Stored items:
'''
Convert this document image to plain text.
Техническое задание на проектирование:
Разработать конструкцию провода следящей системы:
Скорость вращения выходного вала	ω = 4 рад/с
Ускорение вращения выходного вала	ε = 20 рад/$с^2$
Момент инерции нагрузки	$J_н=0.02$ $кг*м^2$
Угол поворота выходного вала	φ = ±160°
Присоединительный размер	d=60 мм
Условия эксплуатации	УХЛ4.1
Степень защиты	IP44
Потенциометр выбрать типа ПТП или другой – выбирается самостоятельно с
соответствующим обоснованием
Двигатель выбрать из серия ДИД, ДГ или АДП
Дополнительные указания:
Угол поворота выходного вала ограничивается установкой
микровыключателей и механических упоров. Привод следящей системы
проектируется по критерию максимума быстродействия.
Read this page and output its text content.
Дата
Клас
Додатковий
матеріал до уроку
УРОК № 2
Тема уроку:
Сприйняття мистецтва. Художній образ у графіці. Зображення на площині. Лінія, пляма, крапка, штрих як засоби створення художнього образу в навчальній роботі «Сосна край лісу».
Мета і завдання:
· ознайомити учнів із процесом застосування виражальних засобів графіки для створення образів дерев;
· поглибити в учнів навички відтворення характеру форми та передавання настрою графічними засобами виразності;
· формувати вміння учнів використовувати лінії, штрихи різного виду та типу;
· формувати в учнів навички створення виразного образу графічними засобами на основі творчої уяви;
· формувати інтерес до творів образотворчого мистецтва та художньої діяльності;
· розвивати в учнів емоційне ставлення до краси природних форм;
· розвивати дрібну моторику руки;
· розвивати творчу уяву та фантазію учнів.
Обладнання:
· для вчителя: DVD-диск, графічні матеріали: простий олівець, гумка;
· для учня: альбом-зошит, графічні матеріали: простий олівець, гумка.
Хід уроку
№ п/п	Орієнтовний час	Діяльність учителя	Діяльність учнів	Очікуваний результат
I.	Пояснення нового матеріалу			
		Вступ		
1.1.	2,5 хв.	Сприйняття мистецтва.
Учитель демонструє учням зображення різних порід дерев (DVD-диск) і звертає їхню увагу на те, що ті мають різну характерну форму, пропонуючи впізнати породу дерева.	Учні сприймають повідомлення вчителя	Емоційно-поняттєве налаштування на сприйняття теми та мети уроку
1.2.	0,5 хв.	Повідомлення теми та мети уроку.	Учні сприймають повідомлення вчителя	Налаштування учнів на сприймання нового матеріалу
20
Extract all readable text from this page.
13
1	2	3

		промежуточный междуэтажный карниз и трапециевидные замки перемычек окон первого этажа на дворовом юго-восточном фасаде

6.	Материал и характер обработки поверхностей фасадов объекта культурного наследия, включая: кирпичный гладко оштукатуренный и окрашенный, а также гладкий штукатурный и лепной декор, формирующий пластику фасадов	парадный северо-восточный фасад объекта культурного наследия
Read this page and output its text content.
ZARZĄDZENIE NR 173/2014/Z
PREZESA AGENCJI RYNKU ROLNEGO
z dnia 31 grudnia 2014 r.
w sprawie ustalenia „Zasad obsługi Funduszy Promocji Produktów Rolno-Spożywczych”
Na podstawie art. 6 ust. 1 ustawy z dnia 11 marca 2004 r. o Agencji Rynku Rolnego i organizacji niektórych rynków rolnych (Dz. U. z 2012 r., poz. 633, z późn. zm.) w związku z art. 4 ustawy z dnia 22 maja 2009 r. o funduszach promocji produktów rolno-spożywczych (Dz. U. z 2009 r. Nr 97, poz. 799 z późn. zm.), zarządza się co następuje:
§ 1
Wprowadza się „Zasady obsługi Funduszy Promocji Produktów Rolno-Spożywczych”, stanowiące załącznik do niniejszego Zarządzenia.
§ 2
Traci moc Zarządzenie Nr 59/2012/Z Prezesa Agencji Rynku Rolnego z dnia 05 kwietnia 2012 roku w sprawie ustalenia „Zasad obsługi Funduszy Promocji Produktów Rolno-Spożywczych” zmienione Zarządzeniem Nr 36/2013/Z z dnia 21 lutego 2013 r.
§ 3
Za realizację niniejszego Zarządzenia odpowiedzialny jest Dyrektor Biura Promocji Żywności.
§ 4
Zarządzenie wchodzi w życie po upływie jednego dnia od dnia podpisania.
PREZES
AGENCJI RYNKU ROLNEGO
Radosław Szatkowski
'''
Stated goal: Give back the whole listing exactly as it reads.

Answer to the problem:
Convert this document image to plain text.
Техническое задание на проектирование:
Разработать конструкцию провода следящей системы:
Скорость вращения выходного вала	ω = 4 рад/с
Ускорение вращения выходного вала	ε = 20 рад/$с^2$
Момент инерции нагрузки	$J_н=0.02$ $кг*м^2$
Угол поворота выходного вала	φ = ±160°
Присоединительный размер	d=60 мм
Условия эксплуатации	УХЛ4.1
Степень защиты	IP44
Потенциометр выбрать типа ПТП или другой – выбирается самостоятельно с
соответствующим обоснованием
Двигатель выбрать из серия ДИД, ДГ или АДП
Дополнительные указания:
Угол поворота выходного вала ограничивается установкой
микровыключателей и механических упоров. Привод следящей системы
проектируется по критерию максимума быстродействия.
Read this page and output its text content.
Дата
Клас
Додатковий
матеріал до уроку
УРОК № 2
Тема уроку:
Сприйняття мистецтва. Художній образ у графіці. Зображення на площині. Лінія, пляма, крапка, штрих як засоби створення художнього образу в навчальній роботі «Сосна край лісу».
Мета і завдання:
· ознайомити учнів із процесом застосування виражальних засобів графіки для створення образів дерев;
· поглибити в учнів навички відтворення характеру форми та передавання настрою графічними засобами виразності;
· формувати вміння учнів використовувати лінії, штрихи різного виду та типу;
· формувати в учнів навички створення виразного образу графічними засобами на основі творчої уяви;
· формувати інтерес до творів образотворчого мистецтва та художньої діяльності;
· розвивати в учнів емоційне ставлення до краси природних форм;
· розвивати дрібну моторику руки;
· розвивати творчу уяву та фантазію учнів.
Обладнання:
· для вчителя: DVD-диск, графічні матеріали: простий олівець, гумка;
· для учня: альбом-зошит, графічні матеріали: простий олівець, гумка.
Хід уроку
№ п/п	Орієнтовний час	Діяльність учителя	Діяльність учнів	Очікуваний результат
I.	Пояснення нового матеріалу			
		Вступ		
1.1.	2,5 хв.	Сприйняття мистецтва.
Учитель демонструє учням зображення різних порід дерев (DVD-диск) і звертає їхню увагу на те, що ті мають різну характерну форму, пропонуючи впізнати породу дерева.	Учні сприймають повідомлення вчителя	Емоційно-поняттєве налаштування на сприйняття теми та мети уроку
1.2.	0,5 хв.	Повідомлення теми та мети уроку.	Учні сприймають повідомлення вчителя	Налаштування учнів на сприймання нового матеріалу
20
Extract all readable text from this page.
13
1	2	3

		промежуточный междуэтажный карниз и трапециевидные замки перемычек окон первого этажа на дворовом юго-восточном фасаде

6.	Материал и характер обработки поверхностей фасадов объекта культурного наследия, включая: кирпичный гладко оштукатуренный и окрашенный, а также гладкий штукатурный и лепной декор, формирующий пластику фасадов	парадный северо-восточный фасад объекта культурного наследия
Read this page and output its text content.
ZARZĄDZENIE NR 173/2014/Z
PREZESA AGENCJI RYNKU ROLNEGO
z dnia 31 grudnia 2014 r.
w sprawie ustalenia „Zasad obsługi Funduszy Promocji Produktów Rolno-Spożywczych”
Na podstawie art. 6 ust. 1 ustawy z dnia 11 marca 2004 r. o Agencji Rynku Rolnego i organizacji niektórych rynków rolnych (Dz. U. z 2012 r., poz. 633, z późn. zm.) w związku z art. 4 ustawy z dnia 22 maja 2009 r. o funduszach promocji produktów rolno-spożywczych (Dz. U. z 2009 r. Nr 97, poz. 799 z późn. zm.), zarządza się co następuje:
§ 1
Wprowadza się „Zasady obsługi Funduszy Promocji Produktów Rolno-Spożywczych”, stanowiące załącznik do niniejszego Zarządzenia.
§ 2
Traci moc Zarządzenie Nr 59/2012/Z Prezesa Agencji Rynku Rolnego z dnia 05 kwietnia 2012 roku w sprawie ustalenia „Zasad obsługi Funduszy Promocji Produktów Rolno-Spożywczych” zmienione Zarządzeniem Nr 36/2013/Z z dnia 21 lutego 2013 r.
§ 3
Za realizację niniejszego Zarządzenia odpowiedzialny jest Dyrektor Biura Promocji Żywności.
§ 4
Zarządzenie wchodzi w życie po upływie jednego dnia od dnia podpisania.
PREZES
AGENCJI RYNKU ROLNEGO
Radosław Szatkowski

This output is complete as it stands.